_What is expected:_
Return each line of the material verbatim.

_Records shown:_
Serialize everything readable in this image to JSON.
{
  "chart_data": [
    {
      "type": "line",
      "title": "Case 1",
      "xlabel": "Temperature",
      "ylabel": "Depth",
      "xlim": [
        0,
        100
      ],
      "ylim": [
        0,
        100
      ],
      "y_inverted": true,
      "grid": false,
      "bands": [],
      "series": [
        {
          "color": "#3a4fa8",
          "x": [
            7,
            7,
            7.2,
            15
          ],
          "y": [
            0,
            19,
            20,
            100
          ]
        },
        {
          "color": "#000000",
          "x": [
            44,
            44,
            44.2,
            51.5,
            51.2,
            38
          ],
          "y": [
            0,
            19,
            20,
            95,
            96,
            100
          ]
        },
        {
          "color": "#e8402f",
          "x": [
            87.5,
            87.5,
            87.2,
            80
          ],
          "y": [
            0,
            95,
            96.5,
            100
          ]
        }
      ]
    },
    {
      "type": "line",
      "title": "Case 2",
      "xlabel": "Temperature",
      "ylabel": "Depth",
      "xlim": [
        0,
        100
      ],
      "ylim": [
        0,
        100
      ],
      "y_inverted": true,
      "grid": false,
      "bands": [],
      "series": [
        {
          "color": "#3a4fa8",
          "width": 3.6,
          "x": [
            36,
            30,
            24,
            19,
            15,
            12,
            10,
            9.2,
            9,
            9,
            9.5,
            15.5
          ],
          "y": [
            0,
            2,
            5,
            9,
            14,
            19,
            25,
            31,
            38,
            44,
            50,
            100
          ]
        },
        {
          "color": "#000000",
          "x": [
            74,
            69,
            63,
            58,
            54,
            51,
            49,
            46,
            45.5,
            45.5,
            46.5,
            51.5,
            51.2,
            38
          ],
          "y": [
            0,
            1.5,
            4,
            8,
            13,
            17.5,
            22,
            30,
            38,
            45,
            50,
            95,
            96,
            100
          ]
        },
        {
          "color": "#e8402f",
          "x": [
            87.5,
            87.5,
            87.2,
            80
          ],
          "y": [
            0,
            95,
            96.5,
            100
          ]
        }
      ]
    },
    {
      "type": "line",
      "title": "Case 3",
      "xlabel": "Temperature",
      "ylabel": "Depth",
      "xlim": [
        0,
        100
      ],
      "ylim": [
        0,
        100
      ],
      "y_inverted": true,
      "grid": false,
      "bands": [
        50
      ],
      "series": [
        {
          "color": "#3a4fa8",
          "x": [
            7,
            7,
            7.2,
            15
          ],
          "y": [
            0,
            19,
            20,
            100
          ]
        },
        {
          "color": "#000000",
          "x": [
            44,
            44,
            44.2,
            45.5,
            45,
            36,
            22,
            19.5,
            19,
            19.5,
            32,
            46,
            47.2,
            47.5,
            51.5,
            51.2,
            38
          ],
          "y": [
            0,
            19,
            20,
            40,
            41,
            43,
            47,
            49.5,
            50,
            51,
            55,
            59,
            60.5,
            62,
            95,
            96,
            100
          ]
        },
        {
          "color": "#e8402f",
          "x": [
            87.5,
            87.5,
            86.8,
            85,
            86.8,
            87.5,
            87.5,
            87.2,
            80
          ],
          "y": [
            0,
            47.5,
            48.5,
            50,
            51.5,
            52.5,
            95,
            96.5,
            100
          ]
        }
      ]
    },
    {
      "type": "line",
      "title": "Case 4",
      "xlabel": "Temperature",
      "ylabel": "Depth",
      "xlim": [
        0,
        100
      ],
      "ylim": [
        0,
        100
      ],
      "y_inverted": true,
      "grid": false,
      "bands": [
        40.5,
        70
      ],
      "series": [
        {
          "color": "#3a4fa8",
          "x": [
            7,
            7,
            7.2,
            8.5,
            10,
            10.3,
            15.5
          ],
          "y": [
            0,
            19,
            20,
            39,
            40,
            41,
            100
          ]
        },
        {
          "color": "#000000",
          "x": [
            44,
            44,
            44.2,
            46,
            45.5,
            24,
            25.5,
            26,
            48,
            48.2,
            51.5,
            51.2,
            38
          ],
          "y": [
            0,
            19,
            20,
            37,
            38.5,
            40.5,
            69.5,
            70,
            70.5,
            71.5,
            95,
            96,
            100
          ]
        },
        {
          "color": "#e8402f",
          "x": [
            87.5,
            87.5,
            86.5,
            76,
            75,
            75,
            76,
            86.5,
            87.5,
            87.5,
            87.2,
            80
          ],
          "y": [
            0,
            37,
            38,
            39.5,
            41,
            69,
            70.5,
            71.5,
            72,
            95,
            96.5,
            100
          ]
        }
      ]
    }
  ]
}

_Response:_
Serialize everything readable in this image to JSON.
{
  "chart_data": [
    {
      "type": "line",
      "title": "Case 1",
      "xlabel": "Temperature",
      "ylabel": "Depth",
      "xlim": [
        0,
        100
      ],
      "ylim": [
        0,
        100
      ],
      "y_inverted": true,
      "grid": false,
      "bands": [],
      "series": [
        {
          "color": "#3a4fa8",
          "x": [
            7,
            7,
            7.2,
            15
          ],
          "y": [
            0,
            19,
            20,
            100
          ]
        },
        {
          "color": "#000000",
          "x": [
            44,
            44,
            44.2,
            51.5,
            51.2,
            38
          ],
          "y": [
            0,
            19,
            20,
            95,
            96,
            100
          ]
        },
        {
          "color": "#e8402f",
          "x": [
            87.5,
            87.5,
            87.2,
            80
          ],
          "y": [
            0,
            95,
            96.5,
            100
          ]
        }
      ]
    },
    {
      "type": "line",
      "title": "Case 2",
      "xlabel": "Temperature",
      "ylabel": "Depth",
      "xlim": [
        0,
        100
      ],
      "ylim": [
        0,
        100
      ],
      "y_inverted": true,
      "grid": false,
      "bands": [],
      "series": [
        {
          "color": "#3a4fa8",
          "width": 3.6,
          "x": [
            36,
            30,
            24,
            19,
            15,
            12,
            10,
            9.2,
            9,
            9,
            9.5,
            15.5
          ],
          "y": [
            0,
            2,
            5,
            9,
            14,
            19,
            25,
            31,
            38,
            44,
            50,
            100
          ]
        },
        {
          "color": "#000000",
          "x": [
            74,
            69,
            63,
            58,
            54,
            51,
            49,
            46,
            45.5,
            45.5,
            46.5,
            51.5,
            51.2,
            38
          ],
          "y": [
            0,
            1.5,
            4,
            8,
            13,
            17.5,
            22,
            30,
            38,
            45,
            50,
            95,
            96,
            100
          ]
        },
        {
          "color": "#e8402f",
          "x": [
            87.5,
            87.5,
            87.2,
            80
          ],
          "y": [
            0,
            95,
            96.5,
            100
          ]
        }
      ]
    },
    {
      "type": "line",
      "title": "Case 3",
      "xlabel": "Temperature",
      "ylabel": "Depth",
      "xlim": [
        0,
        100
      ],
      "ylim": [
        0,
        100
      ],
      "y_inverted": true,
      "grid": false,
      "bands": [
        50
      ],
      "series": [
        {
          "color": "#3a4fa8",
          "x": [
            7,
            7,
            7.2,
            15
          ],
          "y": [
            0,
            19,
            20,
            100
          ]
        },
        {
          "color": "#000000",
          "x": [
            44,
            44,
            44.2,
            45.5,
            45,
            36,
            22,
            19.5,
            19,
            19.5,
            32,
            46,
            47.2,
            47.5,
            51.5,
            51.2,
            38
          ],
          "y": [
            0,
            19,
            20,
            40,
            41,
            43,
            47,
            49.5,
            50,
            51,
            55,
            59,
            60.5,
            62,
            95,
            96,
            100
          ]
        },
        {
          "color": "#e8402f",
          "x": [
            87.5,
            87.5,
            86.8,
            85,
            86.8,
            87.5,
            87.5,
            87.2,
            80
          ],
          "y": [
            0,
            47.5,
            48.5,
            50,
            51.5,
            52.5,
            95,
            96.5,
            100
          ]
        }
      ]
    },
    {
      "type": "line",
      "title": "Case 4",
      "xlabel": "Temperature",
      "ylabel": "Depth",
      "xlim": [
        0,
        100
      ],
      "ylim": [
        0,
        100
      ],
      "y_inverted": true,
      "grid": false,
      "bands": [
        40.5,
        70
      ],
      "series": [
        {
          "color": "#3a4fa8",
          "x": [
            7,
            7,
            7.2,
            8.5,
            10,
            10.3,
            15.5
          ],
          "y": [
            0,
            19,
            20,
            39,
            40,
            41,
            100
          ]
        },
        {
          "color": "#000000",
          "x": [
            44,
            44,
            44.2,
            46,
            45.5,
            24,
            25.5,
            26,
            48,
            48.2,
            51.5,
            51.2,
            38
          ],
          "y": [
            0,
            19,
            20,
            37,
            38.5,
            40.5,
            69.5,
            70,
            70.5,
            71.5,
            95,
            96,
            100
          ]
        },
        {
          "color": "#e8402f",
          "x": [
            87.5,
            87.5,
            86.5,
            76,
            75,
            75,
            76,
            86.5,
            87.5,
            87.5,
            87.2,
            80
          ],
          "y": [
            0,
            37,
            38,
            39.5,
            41,
            69,
            70.5,
            71.5,
            72,
            95,
            96.5,
            100
          ]
        }
      ]
    }
  ]
}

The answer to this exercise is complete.